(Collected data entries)
::::

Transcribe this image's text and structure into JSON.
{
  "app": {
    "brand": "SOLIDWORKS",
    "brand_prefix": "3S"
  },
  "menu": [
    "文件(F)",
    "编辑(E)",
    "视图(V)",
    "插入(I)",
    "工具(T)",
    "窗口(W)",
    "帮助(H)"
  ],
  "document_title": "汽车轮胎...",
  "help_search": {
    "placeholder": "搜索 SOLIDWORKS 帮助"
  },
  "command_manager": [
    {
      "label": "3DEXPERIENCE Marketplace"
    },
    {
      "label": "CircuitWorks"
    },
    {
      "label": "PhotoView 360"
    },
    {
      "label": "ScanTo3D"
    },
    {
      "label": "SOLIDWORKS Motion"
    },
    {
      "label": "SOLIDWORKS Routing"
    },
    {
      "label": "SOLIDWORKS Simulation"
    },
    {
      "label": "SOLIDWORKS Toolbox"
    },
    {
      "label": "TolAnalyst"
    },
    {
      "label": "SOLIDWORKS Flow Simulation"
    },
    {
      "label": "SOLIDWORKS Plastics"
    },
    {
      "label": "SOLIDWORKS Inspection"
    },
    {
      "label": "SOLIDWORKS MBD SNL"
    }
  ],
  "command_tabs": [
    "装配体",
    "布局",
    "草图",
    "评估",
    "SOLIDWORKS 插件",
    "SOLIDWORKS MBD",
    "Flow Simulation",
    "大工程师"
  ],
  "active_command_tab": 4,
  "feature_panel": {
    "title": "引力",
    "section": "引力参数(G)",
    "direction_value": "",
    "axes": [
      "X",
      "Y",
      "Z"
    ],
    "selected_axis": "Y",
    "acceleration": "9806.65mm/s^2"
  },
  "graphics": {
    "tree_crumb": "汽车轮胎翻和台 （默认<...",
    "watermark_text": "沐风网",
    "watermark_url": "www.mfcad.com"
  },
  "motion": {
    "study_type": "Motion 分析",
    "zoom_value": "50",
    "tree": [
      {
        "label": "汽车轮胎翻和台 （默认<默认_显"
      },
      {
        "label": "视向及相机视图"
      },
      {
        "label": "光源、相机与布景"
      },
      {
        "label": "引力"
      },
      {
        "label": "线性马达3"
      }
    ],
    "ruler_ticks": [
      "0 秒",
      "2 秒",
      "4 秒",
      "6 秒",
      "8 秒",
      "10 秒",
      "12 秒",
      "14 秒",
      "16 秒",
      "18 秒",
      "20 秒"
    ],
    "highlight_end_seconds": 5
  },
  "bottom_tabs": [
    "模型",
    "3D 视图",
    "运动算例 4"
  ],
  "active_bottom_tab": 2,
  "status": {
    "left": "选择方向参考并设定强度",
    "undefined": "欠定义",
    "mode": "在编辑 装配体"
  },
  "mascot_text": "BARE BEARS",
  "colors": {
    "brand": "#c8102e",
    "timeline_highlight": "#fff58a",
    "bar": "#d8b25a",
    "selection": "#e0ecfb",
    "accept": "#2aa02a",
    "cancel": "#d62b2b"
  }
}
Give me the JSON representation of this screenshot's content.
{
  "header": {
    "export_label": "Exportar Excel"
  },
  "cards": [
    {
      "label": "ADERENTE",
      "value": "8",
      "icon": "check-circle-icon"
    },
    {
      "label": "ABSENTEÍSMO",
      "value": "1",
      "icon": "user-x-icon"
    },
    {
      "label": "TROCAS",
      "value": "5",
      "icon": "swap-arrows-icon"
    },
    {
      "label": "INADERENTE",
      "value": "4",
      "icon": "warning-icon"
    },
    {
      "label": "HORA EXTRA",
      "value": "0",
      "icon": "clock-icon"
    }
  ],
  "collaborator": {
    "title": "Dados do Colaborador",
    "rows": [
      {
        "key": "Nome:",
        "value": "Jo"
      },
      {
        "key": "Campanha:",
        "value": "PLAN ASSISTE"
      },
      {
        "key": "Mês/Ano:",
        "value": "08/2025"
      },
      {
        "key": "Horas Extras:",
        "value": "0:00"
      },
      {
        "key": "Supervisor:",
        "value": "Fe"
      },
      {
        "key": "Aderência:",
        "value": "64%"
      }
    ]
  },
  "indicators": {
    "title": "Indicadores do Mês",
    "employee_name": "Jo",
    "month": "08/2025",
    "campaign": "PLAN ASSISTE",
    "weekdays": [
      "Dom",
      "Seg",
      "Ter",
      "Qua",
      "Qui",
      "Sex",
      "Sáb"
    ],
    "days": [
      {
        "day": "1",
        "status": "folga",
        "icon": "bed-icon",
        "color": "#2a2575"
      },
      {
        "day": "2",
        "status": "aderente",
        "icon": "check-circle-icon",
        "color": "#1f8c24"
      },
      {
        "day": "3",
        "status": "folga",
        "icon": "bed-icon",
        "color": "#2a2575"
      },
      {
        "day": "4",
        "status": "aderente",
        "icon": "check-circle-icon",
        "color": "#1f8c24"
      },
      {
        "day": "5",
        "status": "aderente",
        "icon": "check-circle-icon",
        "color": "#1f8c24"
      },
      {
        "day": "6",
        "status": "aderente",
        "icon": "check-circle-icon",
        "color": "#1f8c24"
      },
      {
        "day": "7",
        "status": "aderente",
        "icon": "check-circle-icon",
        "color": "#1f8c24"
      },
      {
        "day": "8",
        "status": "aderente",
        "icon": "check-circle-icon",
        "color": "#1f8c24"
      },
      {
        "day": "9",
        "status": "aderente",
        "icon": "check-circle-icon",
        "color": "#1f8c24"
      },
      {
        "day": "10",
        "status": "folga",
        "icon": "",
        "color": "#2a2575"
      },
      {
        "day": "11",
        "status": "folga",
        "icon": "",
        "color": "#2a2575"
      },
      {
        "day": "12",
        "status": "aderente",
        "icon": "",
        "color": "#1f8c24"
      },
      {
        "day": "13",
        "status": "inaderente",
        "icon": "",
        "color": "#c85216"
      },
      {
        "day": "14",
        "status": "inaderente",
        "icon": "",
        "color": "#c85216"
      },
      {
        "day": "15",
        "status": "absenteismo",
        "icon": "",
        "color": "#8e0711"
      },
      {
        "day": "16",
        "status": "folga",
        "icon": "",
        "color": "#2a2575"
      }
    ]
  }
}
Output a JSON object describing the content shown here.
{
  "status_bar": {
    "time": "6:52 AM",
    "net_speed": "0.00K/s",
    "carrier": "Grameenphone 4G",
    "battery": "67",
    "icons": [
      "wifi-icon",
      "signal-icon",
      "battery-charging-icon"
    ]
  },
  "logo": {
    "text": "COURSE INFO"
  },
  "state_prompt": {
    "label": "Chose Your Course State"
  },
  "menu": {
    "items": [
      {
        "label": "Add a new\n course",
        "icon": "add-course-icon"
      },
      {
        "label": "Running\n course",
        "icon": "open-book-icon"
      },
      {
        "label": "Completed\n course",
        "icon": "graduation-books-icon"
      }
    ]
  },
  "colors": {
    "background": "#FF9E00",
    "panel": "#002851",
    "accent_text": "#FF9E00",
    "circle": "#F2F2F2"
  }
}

::::

**INSTRUCTIONS FOR THE TASK**
Output exactly the lines from the one containing "Output a JSON" through the last line of the entries, both ends included.

**FULL OUTPUT**
Output a JSON object describing the content shown here.
{
  "status_bar": {
    "time": "6:52 AM",
    "net_speed": "0.00K/s",
    "carrier": "Grameenphone 4G",
    "battery": "67",
    "icons": [
      "wifi-icon",
      "signal-icon",
      "battery-charging-icon"
    ]
  },
  "logo": {
    "text": "COURSE INFO"
  },
  "state_prompt": {
    "label": "Chose Your Course State"
  },
  "menu": {
    "items": [
      {
        "label": "Add a new\n course",
        "icon": "add-course-icon"
      },
      {
        "label": "Running\n course",
        "icon": "open-book-icon"
      },
      {
        "label": "Completed\n course",
        "icon": "graduation-books-icon"
      }
    ]
  },
  "colors": {
    "background": "#FF9E00",
    "panel": "#002851",
    "accent_text": "#FF9E00",
    "circle": "#F2F2F2"
  }
}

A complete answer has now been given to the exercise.